**Problems to work on:**
1/ In the recurve scope thread, what does pragmatic_lee conclude the item on the string is after looking more closely?
2/ Go on with the recurve scope thread, starting after its final sentence.

**Passage shown:**

········

# Recurve with scope?



## pragmatic_lee (Jan 19, 2008)

Yes that is a sight/scope/bubble in the picture. And there appears to be a peep sight in the string, but a peep sight is not mandatory. Back in the spring I shot a Field round with a guy that used a scope but did not use a peep. He had a small knot served on his string that he anchored on his nose. He actually shot it very good.

By the way - welcome to AT

EDIT: After looking a little closer, I don't think that is a peep sight in the string - I believe it is a kisser button that would be positioned to come to rest at the corner of your mouth. Makes for a very good anchor point.


----------



## Spoon13 (Feb 20, 2007)

It really depends on how good (or bad) your eyes are. I have a clarifier in my peep so I can see the target clearly. A lot of folks don't need it. 

I would definitely try it with a low diopter. See what you can see and if it works. Then if you like it you can increase the diopter until it no longer works.

Good Luck with it and let us know how things work out.

:welcomesign:


----------



## psargeant (Aug 1, 2004)

I really like the way the IFAA does their equipment rules...much easier to understand than ours here in the NFAA...

here in the states, nobody who shoots recurve shoots with a "scope" with a level. In every case here, that would be not allowed in the recurve class, so shooting with a scope and level with a recurve would mean you would have to shoot against the compound shooters in Freestyle Limited.

FITA also does not allow scopes with levels and magnification in their tournaments on recurves.

········

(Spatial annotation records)
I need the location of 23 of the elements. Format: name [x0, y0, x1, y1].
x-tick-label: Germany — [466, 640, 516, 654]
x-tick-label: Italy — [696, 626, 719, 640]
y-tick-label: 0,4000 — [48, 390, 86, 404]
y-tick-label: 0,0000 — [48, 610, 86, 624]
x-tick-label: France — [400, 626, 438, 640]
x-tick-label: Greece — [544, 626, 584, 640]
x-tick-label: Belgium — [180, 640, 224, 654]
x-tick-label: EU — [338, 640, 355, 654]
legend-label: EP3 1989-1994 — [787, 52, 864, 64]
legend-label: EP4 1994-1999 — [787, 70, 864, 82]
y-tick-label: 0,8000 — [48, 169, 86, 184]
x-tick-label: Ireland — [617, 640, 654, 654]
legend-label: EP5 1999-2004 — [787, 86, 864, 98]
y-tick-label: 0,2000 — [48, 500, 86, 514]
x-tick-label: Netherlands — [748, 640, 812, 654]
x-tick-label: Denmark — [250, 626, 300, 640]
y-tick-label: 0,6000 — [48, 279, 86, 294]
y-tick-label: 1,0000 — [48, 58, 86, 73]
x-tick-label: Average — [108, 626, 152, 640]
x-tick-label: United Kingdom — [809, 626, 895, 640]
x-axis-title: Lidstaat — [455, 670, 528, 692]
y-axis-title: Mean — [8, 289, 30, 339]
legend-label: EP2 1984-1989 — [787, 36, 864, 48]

········

**Results by task:**
1/ A kisser button, positioned to rest at the corner of the mouth.

2/
If all you are shooting is IFAA events, I would say go for it, but keep the magnification on the low side (2x-4x max), buy a good quality lens and a scope with as small a housing as you can find. The scope you're looking at would be a good one I think, but only comes in 4X, 6X and 8X...

If you plan on shooting FITA events, or coming to the states with that set up, be prepared to shoot with the compound guys...


----------



## NockOn (Feb 24, 2003)

Check Titan Scopes from Australia. http://www.titanscopes.com/recurve.php


----------



## janissk (Oct 20, 2010)

Thanks for the welcome!

I got convinced and ordered merlin scope  Ordered few kissers, and will experiment, and let's see how it will work!

I am aware that in FITA you can't use scopes with recurve. But that is ok, i dont do FITA shots, and if i want i can allways use old pin.
I found Titan scopes earlier, but couldnt find them in any online shop i am used to buy things. And I like looks Merlin Ten zone scope better.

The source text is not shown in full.